_Instructions to follow_:
Find every line below that contains the word "Population" and copy it out.

_Records that describe figures_:
□ □ □
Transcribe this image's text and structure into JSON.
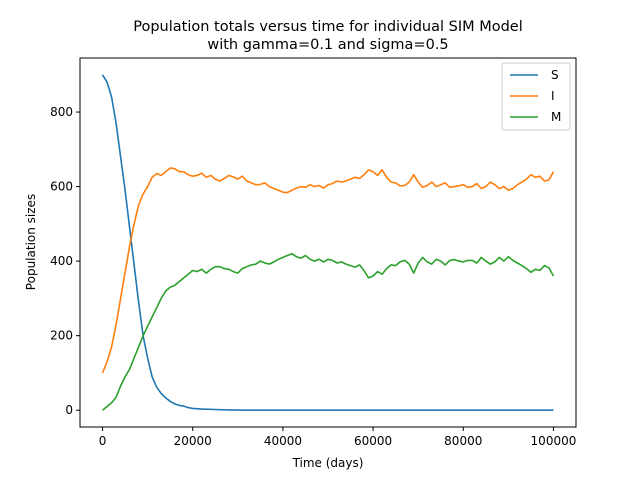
{
  "chart_data": {
    "type": "line",
    "title": [
      "Population totals versus time for individual SIM Model",
      "with gamma=0.1 and sigma=0.5"
    ],
    "xlabel": "Time (days)",
    "ylabel": "Population sizes",
    "xlim": [
      -5000,
      105000
    ],
    "ylim": [
      -45,
      945
    ],
    "xticks": [
      0,
      20000,
      40000,
      60000,
      80000,
      100000
    ],
    "yticks": [
      0,
      200,
      400,
      600,
      800
    ],
    "grid": false,
    "legend_position": "top-right",
    "series": [
      {
        "name": "S",
        "color": "#1f77b4",
        "x": [
          0,
          1000,
          2000,
          3000,
          4000,
          5000,
          6000,
          7000,
          8000,
          9000,
          10000,
          11000,
          12000,
          13000,
          14000,
          15000,
          16000,
          17000,
          18000,
          19000,
          20000,
          22000,
          25000,
          28000,
          32000,
          40000,
          60000,
          80000,
          100000
        ],
        "y": [
          900,
          880,
          840,
          770,
          680,
          590,
          490,
          390,
          290,
          200,
          140,
          90,
          62,
          45,
          33,
          24,
          17,
          13,
          11,
          7,
          5,
          3,
          2,
          1,
          0,
          0,
          0,
          0,
          0
        ]
      },
      {
        "name": "I",
        "color": "#ff7f0e",
        "x": [
          0,
          1000,
          2000,
          3000,
          4000,
          5000,
          6000,
          7000,
          8000,
          9000,
          10000,
          11000,
          12000,
          13000,
          14000,
          15000,
          16000,
          17000,
          18000,
          19000,
          20000,
          21000,
          22000,
          23000,
          24000,
          25000,
          26000,
          27000,
          28000,
          29000,
          30000,
          31000,
          32000,
          33000,
          34000,
          35000,
          36000,
          37000,
          38000,
          39000,
          40000,
          41000,
          42000,
          43000,
          44000,
          45000,
          46000,
          47000,
          48000,
          49000,
          50000,
          51000,
          52000,
          53000,
          54000,
          55000,
          56000,
          57000,
          58000,
          59000,
          60000,
          61000,
          62000,
          63000,
          64000,
          65000,
          66000,
          67000,
          68000,
          69000,
          70000,
          71000,
          72000,
          73000,
          74000,
          75000,
          76000,
          77000,
          78000,
          79000,
          80000,
          81000,
          82000,
          83000,
          84000,
          85000,
          86000,
          87000,
          88000,
          89000,
          90000,
          91000,
          92000,
          93000,
          94000,
          95000,
          96000,
          97000,
          98000,
          99000,
          100000
        ],
        "y": [
          100,
          130,
          170,
          230,
          300,
          370,
          440,
          500,
          550,
          580,
          600,
          625,
          635,
          630,
          640,
          650,
          648,
          640,
          640,
          632,
          628,
          630,
          636,
          625,
          630,
          620,
          615,
          622,
          630,
          626,
          620,
          628,
          615,
          610,
          605,
          606,
          610,
          600,
          595,
          590,
          585,
          584,
          590,
          596,
          600,
          598,
          605,
          600,
          603,
          596,
          605,
          608,
          615,
          612,
          615,
          620,
          625,
          622,
          632,
          645,
          640,
          630,
          645,
          625,
          612,
          610,
          602,
          603,
          612,
          632,
          612,
          598,
          603,
          612,
          600,
          605,
          610,
          598,
          600,
          602,
          605,
          598,
          600,
          608,
          595,
          600,
          612,
          605,
          595,
          600,
          590,
          595,
          605,
          612,
          620,
          632,
          625,
          628,
          615,
          618,
          640
        ]
      },
      {
        "name": "M",
        "color": "#2ca02c",
        "x": [
          0,
          1000,
          2000,
          3000,
          4000,
          5000,
          6000,
          7000,
          8000,
          9000,
          10000,
          11000,
          12000,
          13000,
          14000,
          15000,
          16000,
          17000,
          18000,
          19000,
          20000,
          21000,
          22000,
          23000,
          24000,
          25000,
          26000,
          27000,
          28000,
          29000,
          30000,
          31000,
          32000,
          33000,
          34000,
          35000,
          36000,
          37000,
          38000,
          39000,
          40000,
          41000,
          42000,
          43000,
          44000,
          45000,
          46000,
          47000,
          48000,
          49000,
          50000,
          51000,
          52000,
          53000,
          54000,
          55000,
          56000,
          57000,
          58000,
          59000,
          60000,
          61000,
          62000,
          63000,
          64000,
          65000,
          66000,
          67000,
          68000,
          69000,
          70000,
          71000,
          72000,
          73000,
          74000,
          75000,
          76000,
          77000,
          78000,
          79000,
          80000,
          81000,
          82000,
          83000,
          84000,
          85000,
          86000,
          87000,
          88000,
          89000,
          90000,
          91000,
          92000,
          93000,
          94000,
          95000,
          96000,
          97000,
          98000,
          99000,
          100000
        ],
        "y": [
          0,
          10,
          20,
          35,
          65,
          90,
          110,
          140,
          170,
          200,
          225,
          250,
          275,
          300,
          320,
          330,
          335,
          345,
          355,
          365,
          375,
          372,
          378,
          368,
          378,
          385,
          385,
          380,
          378,
          372,
          368,
          380,
          385,
          390,
          392,
          400,
          395,
          392,
          398,
          405,
          410,
          415,
          420,
          412,
          408,
          415,
          405,
          400,
          405,
          398,
          405,
          402,
          395,
          398,
          392,
          388,
          384,
          390,
          374,
          355,
          360,
          372,
          365,
          380,
          390,
          388,
          398,
          402,
          392,
          368,
          395,
          410,
          398,
          392,
          405,
          400,
          390,
          402,
          404,
          400,
          398,
          402,
          402,
          395,
          410,
          400,
          392,
          398,
          410,
          400,
          412,
          402,
          395,
          388,
          380,
          370,
          378,
          375,
          388,
          382,
          360
        ]
      }
    ]
  }
}
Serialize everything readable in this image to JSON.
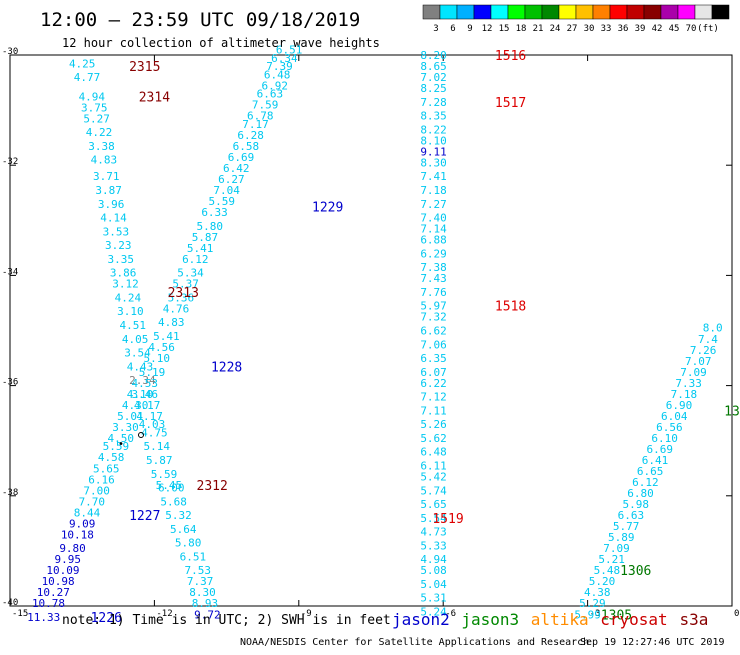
{
  "title": "12:00 – 23:59 UTC 09/18/2019",
  "subtitle": "12 hour collection of altimeter wave heights",
  "colorbar": {
    "colors": [
      "#808080",
      "#00e5ff",
      "#00b0ff",
      "#0000ff",
      "#00ffff",
      "#00ff00",
      "#00c000",
      "#008800",
      "#ffff00",
      "#ffc000",
      "#ff8000",
      "#ff0000",
      "#c00000",
      "#880000",
      "#aa00aa",
      "#ff00ff",
      "#e6e6e6",
      "#000000"
    ],
    "labels": [
      "3",
      "6",
      "9",
      "12",
      "15",
      "18",
      "21",
      "24",
      "27",
      "30",
      "33",
      "36",
      "39",
      "42",
      "45",
      "70",
      "(ft)"
    ]
  },
  "map": {
    "x_range": [
      -15,
      0
    ],
    "y_range": [
      -40,
      -30
    ],
    "x_ticks": [
      "-15",
      "-12",
      "-9",
      "-6",
      "-3",
      "0"
    ],
    "y_ticks": [
      "-30",
      "-32",
      "-34",
      "-36",
      "-38",
      "-40"
    ]
  },
  "satellite_colors": {
    "jason2": "#0000cc",
    "jason3": "#008800",
    "altika": "#ff8c00",
    "cryosat": "#cc0000",
    "s3a": "#880000"
  },
  "tracks": [
    {
      "name": "track-2315-2313",
      "color": "#00c8f0",
      "points": [
        {
          "lon": -13.5,
          "lat": -30.15,
          "v": "4.25"
        },
        {
          "lon": -13.4,
          "lat": -30.4,
          "v": "4.77"
        },
        {
          "lon": -13.3,
          "lat": -30.75,
          "v": "4.94"
        },
        {
          "lon": -13.25,
          "lat": -30.95,
          "v": "3.75"
        },
        {
          "lon": -13.2,
          "lat": -31.15,
          "v": "5.27"
        },
        {
          "lon": -13.15,
          "lat": -31.4,
          "v": "4.22"
        },
        {
          "lon": -13.1,
          "lat": -31.65,
          "v": "3.38"
        },
        {
          "lon": -13.05,
          "lat": -31.9,
          "v": "4.83"
        },
        {
          "lon": -13.0,
          "lat": -32.2,
          "v": "3.71"
        },
        {
          "lon": -12.95,
          "lat": -32.45,
          "v": "3.87"
        },
        {
          "lon": -12.9,
          "lat": -32.7,
          "v": "3.96"
        },
        {
          "lon": -12.85,
          "lat": -32.95,
          "v": "4.14"
        },
        {
          "lon": -12.8,
          "lat": -33.2,
          "v": "3.53"
        },
        {
          "lon": -12.75,
          "lat": -33.45,
          "v": "3.23"
        },
        {
          "lon": -12.7,
          "lat": -33.7,
          "v": "3.35"
        },
        {
          "lon": -12.65,
          "lat": -33.95,
          "v": "3.86"
        },
        {
          "lon": -12.6,
          "lat": -34.15,
          "v": "3.12"
        },
        {
          "lon": -12.55,
          "lat": -34.4,
          "v": "4.24"
        },
        {
          "lon": -12.5,
          "lat": -34.65,
          "v": "3.10"
        },
        {
          "lon": -12.45,
          "lat": -34.9,
          "v": "4.51"
        },
        {
          "lon": -12.4,
          "lat": -35.15,
          "v": "4.05"
        },
        {
          "lon": -12.35,
          "lat": -35.4,
          "v": "3.54"
        },
        {
          "lon": -12.3,
          "lat": -35.65,
          "v": "4.43"
        },
        {
          "lon": -12.25,
          "lat": -35.9,
          "v": "2.34",
          "color": "#808080"
        },
        {
          "lon": -12.2,
          "lat": -36.15,
          "v": "3.46"
        },
        {
          "lon": -12.15,
          "lat": -36.35,
          "v": "4.17"
        },
        {
          "lon": -12.1,
          "lat": -36.55,
          "v": "4.17"
        },
        {
          "lon": -12.05,
          "lat": -36.7,
          "v": "4.03"
        },
        {
          "lon": -12.0,
          "lat": -36.85,
          "v": "4.75"
        },
        {
          "lon": -11.95,
          "lat": -37.1,
          "v": "5.14"
        },
        {
          "lon": -11.9,
          "lat": -37.35,
          "v": "5.87"
        },
        {
          "lon": -11.8,
          "lat": -37.6,
          "v": "5.59"
        },
        {
          "lon": -11.7,
          "lat": -37.8,
          "v": "5.45"
        },
        {
          "lon": -11.65,
          "lat": -37.85,
          "v": "6.00"
        },
        {
          "lon": -11.6,
          "lat": -38.1,
          "v": "5.68"
        },
        {
          "lon": -11.5,
          "lat": -38.35,
          "v": "5.32"
        },
        {
          "lon": -11.4,
          "lat": -38.6,
          "v": "5.64"
        },
        {
          "lon": -11.3,
          "lat": -38.85,
          "v": "5.80"
        },
        {
          "lon": -11.2,
          "lat": -39.1,
          "v": "6.51"
        },
        {
          "lon": -11.1,
          "lat": -39.35,
          "v": "7.53"
        },
        {
          "lon": -11.05,
          "lat": -39.55,
          "v": "7.37"
        },
        {
          "lon": -11.0,
          "lat": -39.75,
          "v": "8.30"
        },
        {
          "lon": -10.95,
          "lat": -39.95,
          "v": "8.93"
        },
        {
          "lon": -10.9,
          "lat": -40.15,
          "v": "9.72",
          "color": "#0000cc"
        }
      ]
    },
    {
      "name": "track-1226-1229",
      "color": "#00c8f0",
      "points": [
        {
          "lon": -14.3,
          "lat": -40.2,
          "v": "11.33",
          "color": "#0000cc"
        },
        {
          "lon": -14.2,
          "lat": -39.95,
          "v": "10.78",
          "color": "#0000cc"
        },
        {
          "lon": -14.1,
          "lat": -39.75,
          "v": "10.27",
          "color": "#0000cc"
        },
        {
          "lon": -14.0,
          "lat": -39.55,
          "v": "10.98",
          "color": "#0000cc"
        },
        {
          "lon": -13.9,
          "lat": -39.35,
          "v": "10.09",
          "color": "#0000cc"
        },
        {
          "lon": -13.8,
          "lat": -39.15,
          "v": "9.95",
          "color": "#0000cc"
        },
        {
          "lon": -13.7,
          "lat": -38.95,
          "v": "9.80",
          "color": "#0000cc"
        },
        {
          "lon": -13.6,
          "lat": -38.7,
          "v": "10.18",
          "color": "#0000cc"
        },
        {
          "lon": -13.5,
          "lat": -38.5,
          "v": "9.09",
          "color": "#0000cc"
        },
        {
          "lon": -13.4,
          "lat": -38.3,
          "v": "8.44"
        },
        {
          "lon": -13.3,
          "lat": -38.1,
          "v": "7.70"
        },
        {
          "lon": -13.2,
          "lat": -37.9,
          "v": "7.00"
        },
        {
          "lon": -13.1,
          "lat": -37.7,
          "v": "6.16"
        },
        {
          "lon": -13.0,
          "lat": -37.5,
          "v": "5.65"
        },
        {
          "lon": -12.9,
          "lat": -37.3,
          "v": "4.58"
        },
        {
          "lon": -12.8,
          "lat": -37.1,
          "v": "5.59"
        },
        {
          "lon": -12.7,
          "lat": -36.95,
          "v": "4.50"
        },
        {
          "lon": -12.6,
          "lat": -36.75,
          "v": "3.30"
        },
        {
          "lon": -12.5,
          "lat": -36.55,
          "v": "5.01"
        },
        {
          "lon": -12.4,
          "lat": -36.35,
          "v": "4.30"
        },
        {
          "lon": -12.3,
          "lat": -36.15,
          "v": "4.10"
        },
        {
          "lon": -12.2,
          "lat": -35.95,
          "v": "4.53"
        },
        {
          "lon": -12.05,
          "lat": -35.75,
          "v": "5.19"
        },
        {
          "lon": -11.95,
          "lat": -35.5,
          "v": "5.10"
        },
        {
          "lon": -11.85,
          "lat": -35.3,
          "v": "4.56"
        },
        {
          "lon": -11.75,
          "lat": -35.1,
          "v": "5.41"
        },
        {
          "lon": -11.65,
          "lat": -34.85,
          "v": "4.83"
        },
        {
          "lon": -11.55,
          "lat": -34.6,
          "v": "4.76"
        },
        {
          "lon": -11.45,
          "lat": -34.4,
          "v": "5.36"
        },
        {
          "lon": -11.35,
          "lat": -34.15,
          "v": "5.37"
        },
        {
          "lon": -11.25,
          "lat": -33.95,
          "v": "5.34"
        },
        {
          "lon": -11.15,
          "lat": -33.7,
          "v": "6.12"
        },
        {
          "lon": -11.05,
          "lat": -33.5,
          "v": "5.41"
        },
        {
          "lon": -10.95,
          "lat": -33.3,
          "v": "5.87"
        },
        {
          "lon": -10.85,
          "lat": -33.1,
          "v": "5.80"
        },
        {
          "lon": -10.75,
          "lat": -32.85,
          "v": "6.33"
        },
        {
          "lon": -10.6,
          "lat": -32.65,
          "v": "5.59"
        },
        {
          "lon": -10.5,
          "lat": -32.45,
          "v": "7.04"
        },
        {
          "lon": -10.4,
          "lat": -32.25,
          "v": "6.27"
        },
        {
          "lon": -10.3,
          "lat": -32.05,
          "v": "6.42"
        },
        {
          "lon": -10.2,
          "lat": -31.85,
          "v": "6.69"
        },
        {
          "lon": -10.1,
          "lat": -31.65,
          "v": "6.58"
        },
        {
          "lon": -10.0,
          "lat": -31.45,
          "v": "6.28"
        },
        {
          "lon": -9.9,
          "lat": -31.25,
          "v": "7.17"
        },
        {
          "lon": -9.8,
          "lat": -31.1,
          "v": "6.78"
        },
        {
          "lon": -9.7,
          "lat": -30.9,
          "v": "7.59"
        },
        {
          "lon": -9.6,
          "lat": -30.7,
          "v": "6.63"
        },
        {
          "lon": -9.5,
          "lat": -30.55,
          "v": "6.92"
        },
        {
          "lon": -9.45,
          "lat": -30.35,
          "v": "6.48"
        },
        {
          "lon": -9.4,
          "lat": -30.2,
          "v": "7.39"
        },
        {
          "lon": -9.3,
          "lat": -30.05,
          "v": "6.34"
        },
        {
          "lon": -9.2,
          "lat": -29.9,
          "v": "6.51"
        }
      ]
    },
    {
      "name": "track-1516-1519",
      "color": "#00c8f0",
      "points": [
        {
          "lon": -6.2,
          "lat": -30.0,
          "v": "8.20"
        },
        {
          "lon": -6.2,
          "lat": -30.2,
          "v": "8.65"
        },
        {
          "lon": -6.2,
          "lat": -30.4,
          "v": "7.02"
        },
        {
          "lon": -6.2,
          "lat": -30.6,
          "v": "8.25"
        },
        {
          "lon": -6.2,
          "lat": -30.85,
          "v": "7.28"
        },
        {
          "lon": -6.2,
          "lat": -31.1,
          "v": "8.35"
        },
        {
          "lon": -6.2,
          "lat": -31.35,
          "v": "8.22"
        },
        {
          "lon": -6.2,
          "lat": -31.55,
          "v": "8.10"
        },
        {
          "lon": -6.2,
          "lat": -31.75,
          "v": "9.11",
          "color": "#0000cc"
        },
        {
          "lon": -6.2,
          "lat": -31.95,
          "v": "8.30"
        },
        {
          "lon": -6.2,
          "lat": -32.2,
          "v": "7.41"
        },
        {
          "lon": -6.2,
          "lat": -32.45,
          "v": "7.18"
        },
        {
          "lon": -6.2,
          "lat": -32.7,
          "v": "7.27"
        },
        {
          "lon": -6.2,
          "lat": -32.95,
          "v": "7.40"
        },
        {
          "lon": -6.2,
          "lat": -33.15,
          "v": "7.14"
        },
        {
          "lon": -6.2,
          "lat": -33.35,
          "v": "6.88"
        },
        {
          "lon": -6.2,
          "lat": -33.6,
          "v": "6.29"
        },
        {
          "lon": -6.2,
          "lat": -33.85,
          "v": "7.38"
        },
        {
          "lon": -6.2,
          "lat": -34.05,
          "v": "7.43"
        },
        {
          "lon": -6.2,
          "lat": -34.3,
          "v": "7.76"
        },
        {
          "lon": -6.2,
          "lat": -34.55,
          "v": "5.97"
        },
        {
          "lon": -6.2,
          "lat": -34.75,
          "v": "7.32"
        },
        {
          "lon": -6.2,
          "lat": -35.0,
          "v": "6.62"
        },
        {
          "lon": -6.2,
          "lat": -35.25,
          "v": "7.06"
        },
        {
          "lon": -6.2,
          "lat": -35.5,
          "v": "6.35"
        },
        {
          "lon": -6.2,
          "lat": -35.75,
          "v": "6.07"
        },
        {
          "lon": -6.2,
          "lat": -35.95,
          "v": "6.22"
        },
        {
          "lon": -6.2,
          "lat": -36.2,
          "v": "7.12"
        },
        {
          "lon": -6.2,
          "lat": -36.45,
          "v": "7.11"
        },
        {
          "lon": -6.2,
          "lat": -36.7,
          "v": "5.26"
        },
        {
          "lon": -6.2,
          "lat": -36.95,
          "v": "5.62"
        },
        {
          "lon": -6.2,
          "lat": -37.2,
          "v": "6.48"
        },
        {
          "lon": -6.2,
          "lat": -37.45,
          "v": "6.11"
        },
        {
          "lon": -6.2,
          "lat": -37.65,
          "v": "5.42"
        },
        {
          "lon": -6.2,
          "lat": -37.9,
          "v": "5.74"
        },
        {
          "lon": -6.2,
          "lat": -38.15,
          "v": "5.65"
        },
        {
          "lon": -6.2,
          "lat": -38.4,
          "v": "5.54"
        },
        {
          "lon": -6.2,
          "lat": -38.65,
          "v": "4.73"
        },
        {
          "lon": -6.2,
          "lat": -38.9,
          "v": "5.33"
        },
        {
          "lon": -6.2,
          "lat": -39.15,
          "v": "4.94"
        },
        {
          "lon": -6.2,
          "lat": -39.35,
          "v": "5.08"
        },
        {
          "lon": -6.2,
          "lat": -39.6,
          "v": "5.04"
        },
        {
          "lon": -6.2,
          "lat": -39.85,
          "v": "5.31"
        },
        {
          "lon": -6.2,
          "lat": -40.1,
          "v": "5.24"
        }
      ]
    },
    {
      "name": "track-1305-13",
      "color": "#00c8f0",
      "points": [
        {
          "lon": -3.0,
          "lat": -40.15,
          "v": "5.99"
        },
        {
          "lon": -2.9,
          "lat": -39.95,
          "v": "5.29"
        },
        {
          "lon": -2.8,
          "lat": -39.75,
          "v": "4.38"
        },
        {
          "lon": -2.7,
          "lat": -39.55,
          "v": "5.20"
        },
        {
          "lon": -2.6,
          "lat": -39.35,
          "v": "5.48"
        },
        {
          "lon": -2.5,
          "lat": -39.15,
          "v": "5.21"
        },
        {
          "lon": -2.4,
          "lat": -38.95,
          "v": "7.09"
        },
        {
          "lon": -2.3,
          "lat": -38.75,
          "v": "5.89"
        },
        {
          "lon": -2.2,
          "lat": -38.55,
          "v": "5.77"
        },
        {
          "lon": -2.1,
          "lat": -38.35,
          "v": "6.63"
        },
        {
          "lon": -2.0,
          "lat": -38.15,
          "v": "5.98"
        },
        {
          "lon": -1.9,
          "lat": -37.95,
          "v": "6.80"
        },
        {
          "lon": -1.8,
          "lat": -37.75,
          "v": "6.12"
        },
        {
          "lon": -1.7,
          "lat": -37.55,
          "v": "6.65"
        },
        {
          "lon": -1.6,
          "lat": -37.35,
          "v": "6.41"
        },
        {
          "lon": -1.5,
          "lat": -37.15,
          "v": "6.69"
        },
        {
          "lon": -1.4,
          "lat": -36.95,
          "v": "6.10"
        },
        {
          "lon": -1.3,
          "lat": -36.75,
          "v": "6.56"
        },
        {
          "lon": -1.2,
          "lat": -36.55,
          "v": "6.04"
        },
        {
          "lon": -1.1,
          "lat": -36.35,
          "v": "6.90"
        },
        {
          "lon": -1.0,
          "lat": -36.15,
          "v": "7.18"
        },
        {
          "lon": -0.9,
          "lat": -35.95,
          "v": "7.33"
        },
        {
          "lon": -0.8,
          "lat": -35.75,
          "v": "7.09"
        },
        {
          "lon": -0.7,
          "lat": -35.55,
          "v": "7.07"
        },
        {
          "lon": -0.6,
          "lat": -35.35,
          "v": "7.26"
        },
        {
          "lon": -0.5,
          "lat": -35.15,
          "v": "7.4"
        },
        {
          "lon": -0.4,
          "lat": -34.95,
          "v": "8.0"
        }
      ]
    }
  ],
  "time_labels": [
    {
      "text": "2315",
      "color": "#880000",
      "lon": -12.2,
      "lat": -30.2
    },
    {
      "text": "2314",
      "color": "#880000",
      "lon": -12.0,
      "lat": -30.75
    },
    {
      "text": "2313",
      "color": "#880000",
      "lon": -11.4,
      "lat": -34.3
    },
    {
      "text": "2312",
      "color": "#880000",
      "lon": -10.8,
      "lat": -37.8
    },
    {
      "text": "1229",
      "color": "#0000cc",
      "lon": -8.4,
      "lat": -32.75
    },
    {
      "text": "1228",
      "color": "#0000cc",
      "lon": -10.5,
      "lat": -35.65
    },
    {
      "text": "1227",
      "color": "#0000cc",
      "lon": -12.2,
      "lat": -38.35
    },
    {
      "text": "1226",
      "color": "#0000cc",
      "lon": -13.0,
      "lat": -40.2
    },
    {
      "text": "1516",
      "color": "#dd0000",
      "lon": -4.6,
      "lat": -30.0
    },
    {
      "text": "1517",
      "color": "#dd0000",
      "lon": -4.6,
      "lat": -30.85
    },
    {
      "text": "1518",
      "color": "#dd0000",
      "lon": -4.6,
      "lat": -34.55
    },
    {
      "text": "1519",
      "color": "#dd0000",
      "lon": -5.9,
      "lat": -38.4
    },
    {
      "text": "1306",
      "color": "#007700",
      "lon": -2.0,
      "lat": -39.35
    },
    {
      "text": "1305",
      "color": "#007700",
      "lon": -2.4,
      "lat": -40.15
    },
    {
      "text": "13",
      "color": "#007700",
      "lon": 0.0,
      "lat": -36.45
    }
  ],
  "footer": {
    "note": "note: 1) Time is in UTC; 2) SWH is in feet",
    "legend": [
      {
        "name": "jason2",
        "color": "#0000cc"
      },
      {
        "name": "jason3",
        "color": "#008800"
      },
      {
        "name": "altika",
        "color": "#ff8c00"
      },
      {
        "name": "cryosat",
        "color": "#cc0000"
      },
      {
        "name": "s3a",
        "color": "#880000"
      }
    ],
    "credit": "NOAA/NESDIS Center for Satellite Applications and Research",
    "timestamp": "Sep 19 12:27:46 UTC 2019"
  }
}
□ □ □
_Answer_:
      "Population totals versus time for individual SIM Model",
    "ylabel": "Population sizes",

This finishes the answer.